• INSTRUCTION: Transcribe all of the material exactly, except for its pictures.

• SUPPLIED MATERIAL:
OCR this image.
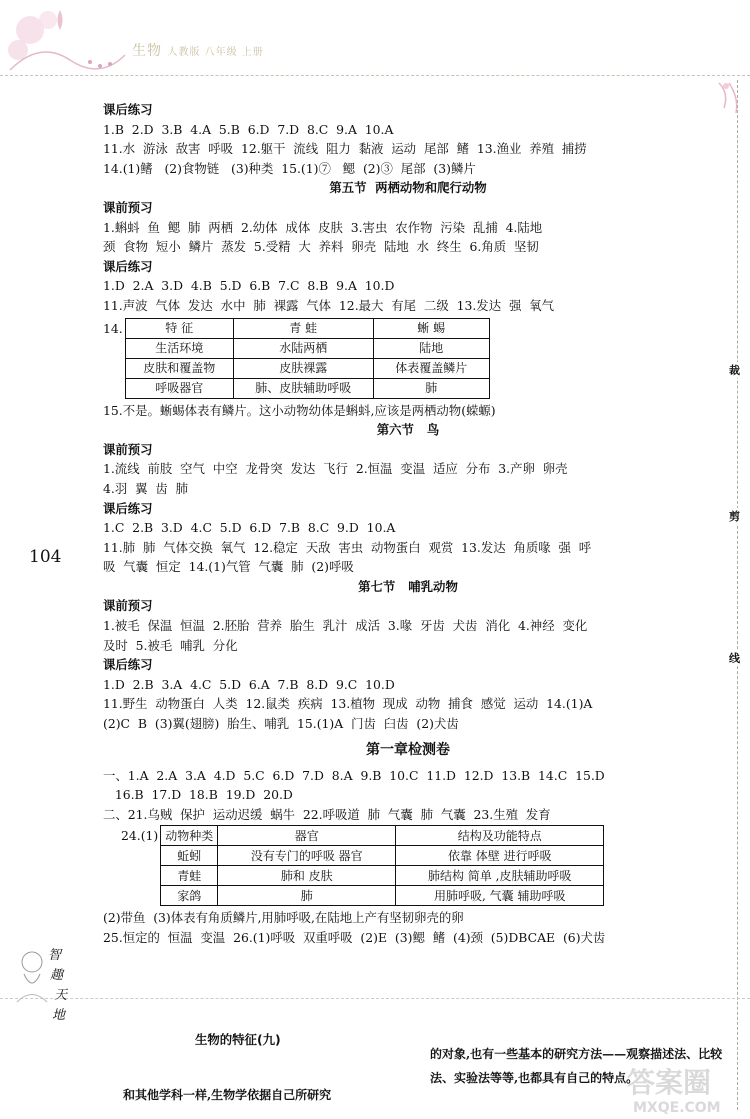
生物 人教版 八年级 上册
裁
剪
线
104
课后练习
1.B  2.D  3.B  4.A  5.B  6.D  7.D  8.C  9.A  10.A
11.水  游泳  敌害  呼吸  12.躯干  流线  阻力  黏液  运动  尾部  鳍  13.渔业  养殖  捕捞
14.(1)鳍   (2)食物链   (3)种类  15.(1)⑦   鳃  (2)③  尾部  (3)鳞片
第五节  两栖动物和爬行动物
课前预习
1.蝌蚪  鱼  鳃  肺  两栖  2.幼体  成体  皮肤  3.害虫  农作物  污染  乱捕  4.陆地
颈  食物  短小  鳞片  蒸发  5.受精  大  养料  卵壳  陆地  水  终生  6.角质  坚韧
课后练习
1.D  2.A  3.D  4.B  5.D  6.B  7.C  8.B  9.A  10.D
11.声波  气体  发达  水中  肺  裸露  气体  12.最大  有尾  二级  13.发达  强  氧气
14.	特 征	青 蛙	蜥 蜴
生活环境	水陆两栖	陆地
皮肤和覆盖物	皮肤裸露	体表覆盖鳞片
呼吸器官	肺、皮肤辅助呼吸	肺
15.不是。蜥蜴体表有鳞片。这小动物幼体是蝌蚪,应该是两栖动物(蝾螈)
第六节   鸟
课前预习
1.流线  前肢  空气  中空  龙骨突  发达  飞行  2.恒温  变温  适应  分布  3.产卵  卵壳
4.羽  翼  齿  肺
课后练习
1.C  2.B  3.D  4.C  5.D  6.D  7.B  8.C  9.D  10.A
11.肺  肺  气体交换  氧气  12.稳定  天敌  害虫  动物蛋白  观赏  13.发达  角质喙  强  呼
吸  气囊  恒定  14.(1)气管  气囊  肺  (2)呼吸
第七节   哺乳动物
课前预习
1.被毛  保温  恒温  2.胚胎  营养  胎生  乳汁  成活  3.喙  牙齿  犬齿  消化  4.神经  变化
及时  5.被毛  哺乳  分化
课后练习
1.D  2.B  3.A  4.C  5.D  6.A  7.B  8.D  9.C  10.D
11.野生  动物蛋白  人类  12.鼠类  疾病  13.植物  现成  动物  捕食  感觉  运动  14.(1)A
(2)C  B  (3)翼(翅膀)  胎生、哺乳  15.(1)A  门齿  臼齿  (2)犬齿
第一章检测卷
一、1.A  2.A  3.A  4.D  5.C  6.D  7.D  8.A  9.B  10.C  11.D  12.D  13.B  14.C  15.D
16.B  17.D  18.B  19.D  20.D
二、21.乌贼  保护  运动迟缓  蜗牛  22.呼吸道  肺  气囊  肺  气囊  23.生殖  发育
24.(1) 动物种类	器官	结构及功能特点
蚯蚓	没有专门的呼吸 器官	依靠 体壁 进行呼吸
青蛙	肺和 皮肤	肺结构 简单 ,皮肤辅助呼吸
家鸽	肺	用肺呼吸, 气囊 辅助呼吸
(2)带鱼  (3)体表有角质鳞片,用肺呼吸,在陆地上产有坚韧卵壳的卵
25.恒定的  恒温  变温  26.(1)呼吸  双重呼吸  (2)E  (3)鳃  鳍  (4)颈  (5)DBCAE  (6)犬齿
智
趣
天
地
生物的特征(九)
和其他学科一样,生物学依据自己所研究
的对象,也有一些基本的研究方法——观察描述法、比较法、实验法等等,也都具有自己的特点。
答案圈
MXQE.COM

• EXPECTED ANSWER:
OCR this image.
生物 人教版 八年级 上册
裁
剪
线
104
课后练习
1.B  2.D  3.B  4.A  5.B  6.D  7.D  8.C  9.A  10.A
11.水  游泳  敌害  呼吸  12.躯干  流线  阻力  黏液  运动  尾部  鳍  13.渔业  养殖  捕捞
14.(1)鳍   (2)食物链   (3)种类  15.(1)⑦   鳃  (2)③  尾部  (3)鳞片
第五节  两栖动物和爬行动物
课前预习
1.蝌蚪  鱼  鳃  肺  两栖  2.幼体  成体  皮肤  3.害虫  农作物  污染  乱捕  4.陆地
颈  食物  短小  鳞片  蒸发  5.受精  大  养料  卵壳  陆地  水  终生  6.角质  坚韧
课后练习
1.D  2.A  3.D  4.B  5.D  6.B  7.C  8.B  9.A  10.D
11.声波  气体  发达  水中  肺  裸露  气体  12.最大  有尾  二级  13.发达  强  氧气
14.	特 征	青 蛙	蜥 蜴
生活环境	水陆两栖	陆地
皮肤和覆盖物	皮肤裸露	体表覆盖鳞片
呼吸器官	肺、皮肤辅助呼吸	肺
15.不是。蜥蜴体表有鳞片。这小动物幼体是蝌蚪,应该是两栖动物(蝾螈)
第六节   鸟
课前预习
1.流线  前肢  空气  中空  龙骨突  发达  飞行  2.恒温  变温  适应  分布  3.产卵  卵壳
4.羽  翼  齿  肺
课后练习
1.C  2.B  3.D  4.C  5.D  6.D  7.B  8.C  9.D  10.A
11.肺  肺  气体交换  氧气  12.稳定  天敌  害虫  动物蛋白  观赏  13.发达  角质喙  强  呼
吸  气囊  恒定  14.(1)气管  气囊  肺  (2)呼吸
第七节   哺乳动物
课前预习
1.被毛  保温  恒温  2.胚胎  营养  胎生  乳汁  成活  3.喙  牙齿  犬齿  消化  4.神经  变化
及时  5.被毛  哺乳  分化
课后练习
1.D  2.B  3.A  4.C  5.D  6.A  7.B  8.D  9.C  10.D
11.野生  动物蛋白  人类  12.鼠类  疾病  13.植物  现成  动物  捕食  感觉  运动  14.(1)A
(2)C  B  (3)翼(翅膀)  胎生、哺乳  15.(1)A  门齿  臼齿  (2)犬齿
第一章检测卷
一、1.A  2.A  3.A  4.D  5.C  6.D  7.D  8.A  9.B  10.C  11.D  12.D  13.B  14.C  15.D
16.B  17.D  18.B  19.D  20.D
二、21.乌贼  保护  运动迟缓  蜗牛  22.呼吸道  肺  气囊  肺  气囊  23.生殖  发育
24.(1) 动物种类	器官	结构及功能特点
蚯蚓	没有专门的呼吸 器官	依靠 体壁 进行呼吸
青蛙	肺和 皮肤	肺结构 简单 ,皮肤辅助呼吸
家鸽	肺	用肺呼吸, 气囊 辅助呼吸
(2)带鱼  (3)体表有角质鳞片,用肺呼吸,在陆地上产有坚韧卵壳的卵
25.恒定的  恒温  变温  26.(1)呼吸  双重呼吸  (2)E  (3)鳃  鳍  (4)颈  (5)DBCAE  (6)犬齿
智
趣
天
地
生物的特征(九)
和其他学科一样,生物学依据自己所研究
的对象,也有一些基本的研究方法——观察描述法、比较法、实验法等等,也都具有自己的特点。
答案圈
MXQE.COM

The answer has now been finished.